[WHAT TO DO] Repeat the lines below exactly as they appear, but leave out the images.

[LISTING]
--------------------------------
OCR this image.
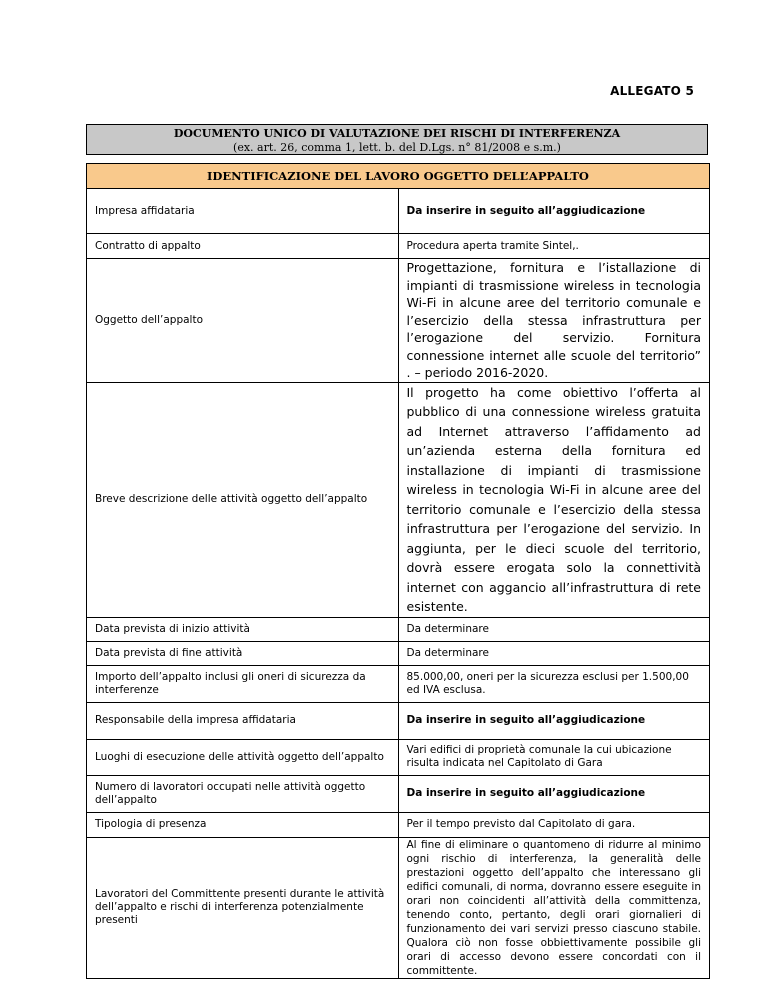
ALLEGATO 5
DOCUMENTO UNICO DI VALUTAZIONE DEI RISCHI DI INTERFERENZA
(ex. art. 26, comma 1, lett. b. del D.Lgs. n° 81/2008 e s.m.)
IDENTIFICAZIONE DEL LAVORO OGGETTO DELL’APPALTO	
Impresa affidataria	Da inserire in seguito all’aggiudicazione
Contratto di appalto	Procedura aperta tramite Sintel,.
Oggetto dell’appalto	Progettazione, fornitura e l’istallazione di impianti di trasmissione wireless in tecnologia Wi-Fi in alcune aree del territorio comunale e l’esercizio della stessa infrastruttura per l’erogazione del servizio. Fornitura connessione internet alle scuole del territorio” . – periodo 2016-2020.
Breve descrizione delle attività oggetto dell’appalto	Il progetto ha come obiettivo l’offerta al pubblico di una connessione wireless gratuita ad Internet attraverso l’affidamento ad un’azienda esterna della fornitura ed installazione di impianti di trasmissione wireless in tecnologia Wi-Fi in alcune aree del territorio comunale e l’esercizio della stessa infrastruttura per l’erogazione del servizio. In aggiunta, per le dieci scuole del territorio, dovrà essere erogata solo la connettività internet con aggancio all’infrastruttura di rete esistente.
Data prevista di inizio attività	Da determinare
Data prevista di fine attività	Da determinare
Importo dell’appalto inclusi gli oneri di sicurezza da interferenze	85.000,00, oneri per la sicurezza esclusi per 1.500,00 ed IVA esclusa.
Responsabile della impresa affidataria	Da inserire in seguito all’aggiudicazione
Luoghi di esecuzione delle attività oggetto dell’appalto	Vari edifici di proprietà comunale la cui ubicazione risulta indicata nel Capitolato di Gara
Numero di lavoratori occupati nelle attività oggetto dell’appalto	Da inserire in seguito all’aggiudicazione
Tipologia di presenza	Per il tempo previsto dal Capitolato di gara.
Lavoratori del Committente presenti durante le attività dell’appalto e rischi di interferenza potenzialmente presenti	Al fine di eliminare o quantomeno di ridurre al minimo ogni rischio di interferenza, la generalità delle prestazioni oggetto dell’appalto che interessano gli edifici comunali, di norma, dovranno essere eseguite in orari non coincidenti all’attività della committenza, tenendo conto, pertanto, degli orari giornalieri di funzionamento dei vari servizi presso ciascuno stabile. Qualora ciò non fosse obbiettivamente possibile gli orari di accesso devono essere concordati con il committente.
--------------------------------
[TASK RESPONSE]
OCR this image.
ALLEGATO 5
DOCUMENTO UNICO DI VALUTAZIONE DEI RISCHI DI INTERFERENZA
(ex. art. 26, comma 1, lett. b. del D.Lgs. n° 81/2008 e s.m.)
IDENTIFICAZIONE DEL LAVORO OGGETTO DELL’APPALTO	
Impresa affidataria	Da inserire in seguito all’aggiudicazione
Contratto di appalto	Procedura aperta tramite Sintel,.
Oggetto dell’appalto	Progettazione, fornitura e l’istallazione di impianti di trasmissione wireless in tecnologia Wi-Fi in alcune aree del territorio comunale e l’esercizio della stessa infrastruttura per l’erogazione del servizio. Fornitura connessione internet alle scuole del territorio” . – periodo 2016-2020.
Breve descrizione delle attività oggetto dell’appalto	Il progetto ha come obiettivo l’offerta al pubblico di una connessione wireless gratuita ad Internet attraverso l’affidamento ad un’azienda esterna della fornitura ed installazione di impianti di trasmissione wireless in tecnologia Wi-Fi in alcune aree del territorio comunale e l’esercizio della stessa infrastruttura per l’erogazione del servizio. In aggiunta, per le dieci scuole del territorio, dovrà essere erogata solo la connettività internet con aggancio all’infrastruttura di rete esistente.
Data prevista di inizio attività	Da determinare
Data prevista di fine attività	Da determinare
Importo dell’appalto inclusi gli oneri di sicurezza da interferenze	85.000,00, oneri per la sicurezza esclusi per 1.500,00 ed IVA esclusa.
Responsabile della impresa affidataria	Da inserire in seguito all’aggiudicazione
Luoghi di esecuzione delle attività oggetto dell’appalto	Vari edifici di proprietà comunale la cui ubicazione risulta indicata nel Capitolato di Gara
Numero di lavoratori occupati nelle attività oggetto dell’appalto	Da inserire in seguito all’aggiudicazione
Tipologia di presenza	Per il tempo previsto dal Capitolato di gara.
Lavoratori del Committente presenti durante le attività dell’appalto e rischi di interferenza potenzialmente presenti	Al fine di eliminare o quantomeno di ridurre al minimo ogni rischio di interferenza, la generalità delle prestazioni oggetto dell’appalto che interessano gli edifici comunali, di norma, dovranno essere eseguite in orari non coincidenti all’attività della committenza, tenendo conto, pertanto, degli orari giornalieri di funzionamento dei vari servizi presso ciascuno stabile. Qualora ciò non fosse obbiettivamente possibile gli orari di accesso devono essere concordati con il committente.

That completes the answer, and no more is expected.